--- EXTRACTED DATA ---
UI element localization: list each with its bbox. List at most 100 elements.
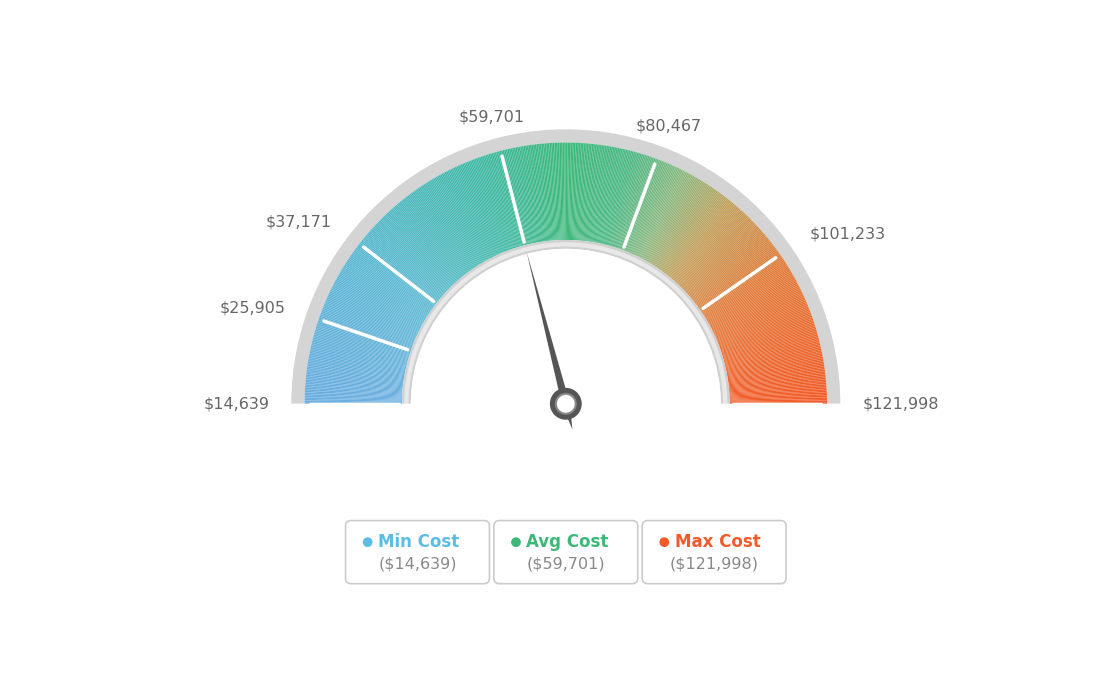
- Wedge shape: [347, 259, 429, 314]
- Wedge shape: [317, 322, 411, 353]
- Wedge shape: [523, 146, 540, 242]
- Wedge shape: [305, 393, 402, 397]
- Text: $14,639: $14,639: [203, 396, 269, 411]
- Wedge shape: [689, 233, 764, 297]
- Wedge shape: [724, 340, 819, 365]
- Wedge shape: [305, 402, 402, 404]
- Wedge shape: [586, 145, 601, 242]
- Wedge shape: [646, 176, 694, 262]
- Wedge shape: [484, 155, 516, 248]
- Wedge shape: [329, 293, 417, 335]
- Wedge shape: [459, 165, 500, 255]
- Wedge shape: [307, 364, 404, 380]
- Wedge shape: [385, 213, 454, 285]
- Wedge shape: [305, 395, 402, 400]
- Wedge shape: [726, 357, 822, 375]
- Wedge shape: [675, 209, 741, 282]
- Wedge shape: [329, 291, 418, 334]
- Wedge shape: [601, 148, 623, 244]
- Wedge shape: [729, 377, 826, 388]
- Wedge shape: [718, 306, 808, 344]
- Wedge shape: [566, 143, 569, 240]
- Wedge shape: [543, 144, 552, 241]
- Wedge shape: [537, 144, 549, 241]
- Wedge shape: [310, 348, 405, 370]
- Wedge shape: [389, 211, 455, 284]
- Wedge shape: [722, 328, 816, 357]
- Wedge shape: [341, 269, 425, 320]
- Circle shape: [511, 538, 521, 547]
- Wedge shape: [309, 353, 405, 373]
- Wedge shape: [415, 190, 473, 270]
- Wedge shape: [471, 159, 508, 251]
- Wedge shape: [580, 144, 588, 241]
- Wedge shape: [404, 197, 466, 275]
- Wedge shape: [437, 176, 486, 262]
- Wedge shape: [719, 313, 811, 347]
- Wedge shape: [572, 143, 577, 240]
- Text: ($14,639): ($14,639): [379, 557, 457, 572]
- Wedge shape: [652, 182, 705, 266]
- Wedge shape: [510, 148, 532, 244]
- Wedge shape: [629, 163, 668, 253]
- Wedge shape: [310, 350, 405, 371]
- Wedge shape: [602, 149, 625, 244]
- Polygon shape: [527, 252, 573, 429]
- Wedge shape: [321, 309, 413, 346]
- Wedge shape: [730, 399, 827, 402]
- Wedge shape: [359, 244, 436, 304]
- Wedge shape: [530, 145, 544, 242]
- Wedge shape: [447, 170, 492, 258]
- Wedge shape: [665, 195, 724, 274]
- Wedge shape: [528, 145, 543, 242]
- Wedge shape: [391, 209, 457, 282]
- Wedge shape: [728, 364, 825, 380]
- Wedge shape: [697, 246, 775, 306]
- Wedge shape: [456, 166, 498, 255]
- Wedge shape: [656, 186, 711, 268]
- Wedge shape: [686, 226, 758, 293]
- Wedge shape: [312, 337, 407, 363]
- Wedge shape: [730, 402, 827, 404]
- Wedge shape: [565, 143, 567, 240]
- Wedge shape: [724, 334, 818, 361]
- Wedge shape: [446, 171, 491, 258]
- Wedge shape: [724, 337, 819, 363]
- Wedge shape: [631, 165, 672, 255]
- Wedge shape: [402, 240, 730, 404]
- Wedge shape: [713, 290, 802, 333]
- Wedge shape: [506, 149, 529, 244]
- Wedge shape: [712, 285, 799, 331]
- Wedge shape: [327, 297, 416, 338]
- Wedge shape: [709, 275, 794, 324]
- Wedge shape: [426, 182, 479, 266]
- Wedge shape: [468, 161, 506, 252]
- Wedge shape: [438, 175, 487, 261]
- Wedge shape: [699, 250, 778, 308]
- Wedge shape: [662, 193, 722, 273]
- Wedge shape: [311, 344, 406, 367]
- Wedge shape: [723, 333, 818, 360]
- Wedge shape: [598, 148, 619, 244]
- Wedge shape: [725, 345, 820, 368]
- Wedge shape: [546, 144, 554, 240]
- Wedge shape: [403, 199, 465, 275]
- Wedge shape: [704, 264, 787, 317]
- Wedge shape: [330, 290, 418, 333]
- Wedge shape: [644, 174, 691, 260]
- Wedge shape: [704, 265, 788, 318]
- Wedge shape: [679, 215, 747, 286]
- Wedge shape: [715, 299, 806, 339]
- Wedge shape: [707, 269, 790, 320]
- Wedge shape: [625, 160, 662, 251]
- Wedge shape: [619, 157, 652, 249]
- Wedge shape: [581, 144, 592, 241]
- Wedge shape: [681, 218, 751, 288]
- Wedge shape: [365, 235, 440, 299]
- Wedge shape: [346, 262, 428, 316]
- Wedge shape: [651, 181, 703, 264]
- Wedge shape: [711, 284, 798, 329]
- Wedge shape: [647, 177, 698, 262]
- Wedge shape: [427, 181, 480, 265]
- Wedge shape: [648, 178, 699, 263]
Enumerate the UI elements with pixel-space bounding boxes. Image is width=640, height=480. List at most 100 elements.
---
- PROBLEM STATEMENT
Extract each line of the records that contains the string "most". Case counts, so only lines where the string matches in upper- and lowercase qualify.

- FINISHED ANSWER
UI element localization: list each with its bbox. List at most 100 elements.
Enumerate the UI elements with pixel-space bounding boxes. Image is width=640, height=480. List at most 100 elements.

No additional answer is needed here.